● **EXERCISE INSTRUCTIONS**
Return each entry exactly, with none missing.

● **TASK INPUT**
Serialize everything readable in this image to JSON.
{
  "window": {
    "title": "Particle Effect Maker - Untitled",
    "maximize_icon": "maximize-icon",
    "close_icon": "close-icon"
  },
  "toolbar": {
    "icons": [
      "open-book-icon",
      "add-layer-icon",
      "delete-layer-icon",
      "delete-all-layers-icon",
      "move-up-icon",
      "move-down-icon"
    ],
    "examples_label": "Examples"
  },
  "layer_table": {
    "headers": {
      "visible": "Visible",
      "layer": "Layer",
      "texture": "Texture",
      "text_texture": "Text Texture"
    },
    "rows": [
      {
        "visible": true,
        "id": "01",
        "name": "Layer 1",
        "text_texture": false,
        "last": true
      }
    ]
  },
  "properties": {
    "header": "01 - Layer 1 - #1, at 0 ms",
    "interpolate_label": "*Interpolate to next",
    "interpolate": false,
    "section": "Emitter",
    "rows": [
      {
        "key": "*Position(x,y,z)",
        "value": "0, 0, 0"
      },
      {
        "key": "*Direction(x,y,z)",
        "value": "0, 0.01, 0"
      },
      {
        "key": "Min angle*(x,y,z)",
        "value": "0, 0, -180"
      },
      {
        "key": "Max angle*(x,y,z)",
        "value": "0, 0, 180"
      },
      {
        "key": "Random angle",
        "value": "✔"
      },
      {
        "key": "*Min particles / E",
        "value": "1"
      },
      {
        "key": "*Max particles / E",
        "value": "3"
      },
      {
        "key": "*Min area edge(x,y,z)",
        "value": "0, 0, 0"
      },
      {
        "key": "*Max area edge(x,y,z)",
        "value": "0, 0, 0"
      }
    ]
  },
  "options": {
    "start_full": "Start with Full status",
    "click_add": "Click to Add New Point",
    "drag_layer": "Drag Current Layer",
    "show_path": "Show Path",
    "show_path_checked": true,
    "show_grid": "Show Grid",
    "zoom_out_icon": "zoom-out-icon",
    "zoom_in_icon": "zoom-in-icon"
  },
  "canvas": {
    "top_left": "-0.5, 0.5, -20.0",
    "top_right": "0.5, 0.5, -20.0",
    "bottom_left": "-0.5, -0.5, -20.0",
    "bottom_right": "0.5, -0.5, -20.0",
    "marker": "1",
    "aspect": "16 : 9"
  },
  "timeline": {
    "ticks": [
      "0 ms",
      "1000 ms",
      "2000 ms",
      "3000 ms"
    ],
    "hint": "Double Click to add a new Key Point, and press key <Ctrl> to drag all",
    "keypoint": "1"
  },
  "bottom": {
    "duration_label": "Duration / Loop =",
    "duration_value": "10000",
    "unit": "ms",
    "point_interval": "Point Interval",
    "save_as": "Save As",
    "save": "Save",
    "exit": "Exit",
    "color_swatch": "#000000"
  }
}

● **SOLUTION TO THE PROBLEM**
Serialize everything readable in this image to JSON.
{
  "window": {
    "title": "Particle Effect Maker - Untitled",
    "maximize_icon": "maximize-icon",
    "close_icon": "close-icon"
  },
  "toolbar": {
    "icons": [
      "open-book-icon",
      "add-layer-icon",
      "delete-layer-icon",
      "delete-all-layers-icon",
      "move-up-icon",
      "move-down-icon"
    ],
    "examples_label": "Examples"
  },
  "layer_table": {
    "headers": {
      "visible": "Visible",
      "layer": "Layer",
      "texture": "Texture",
      "text_texture": "Text Texture"
    },
    "rows": [
      {
        "visible": true,
        "id": "01",
        "name": "Layer 1",
        "text_texture": false,
        "last": true
      }
    ]
  },
  "properties": {
    "header": "01 - Layer 1 - #1, at 0 ms",
    "interpolate_label": "*Interpolate to next",
    "interpolate": false,
    "section": "Emitter",
    "rows": [
      {
        "key": "*Position(x,y,z)",
        "value": "0, 0, 0"
      },
      {
        "key": "*Direction(x,y,z)",
        "value": "0, 0.01, 0"
      },
      {
        "key": "Min angle*(x,y,z)",
        "value": "0, 0, -180"
      },
      {
        "key": "Max angle*(x,y,z)",
        "value": "0, 0, 180"
      },
      {
        "key": "Random angle",
        "value": "✔"
      },
      {
        "key": "*Min particles / E",
        "value": "1"
      },
      {
        "key": "*Max particles / E",
        "value": "3"
      },
      {
        "key": "*Min area edge(x,y,z)",
        "value": "0, 0, 0"
      },
      {
        "key": "*Max area edge(x,y,z)",
        "value": "0, 0, 0"
      }
    ]
  },
  "options": {
    "start_full": "Start with Full status",
    "click_add": "Click to Add New Point",
    "drag_layer": "Drag Current Layer",
    "show_path": "Show Path",
    "show_path_checked": true,
    "show_grid": "Show Grid",
    "zoom_out_icon": "zoom-out-icon",
    "zoom_in_icon": "zoom-in-icon"
  },
  "canvas": {
    "top_left": "-0.5, 0.5, -20.0",
    "top_right": "0.5, 0.5, -20.0",
    "bottom_left": "-0.5, -0.5, -20.0",
    "bottom_right": "0.5, -0.5, -20.0",
    "marker": "1",
    "aspect": "16 : 9"
  },
  "timeline": {
    "ticks": [
      "0 ms",
      "1000 ms",
      "2000 ms",
      "3000 ms"
    ],
    "hint": "Double Click to add a new Key Point, and press key <Ctrl> to drag all",
    "keypoint": "1"
  },
  "bottom": {
    "duration_label": "Duration / Loop =",
    "duration_value": "10000",
    "unit": "ms",
    "point_interval": "Point Interval",
    "save_as": "Save As",
    "save": "Save",
    "exit": "Exit",
    "color_swatch": "#000000"
  }
}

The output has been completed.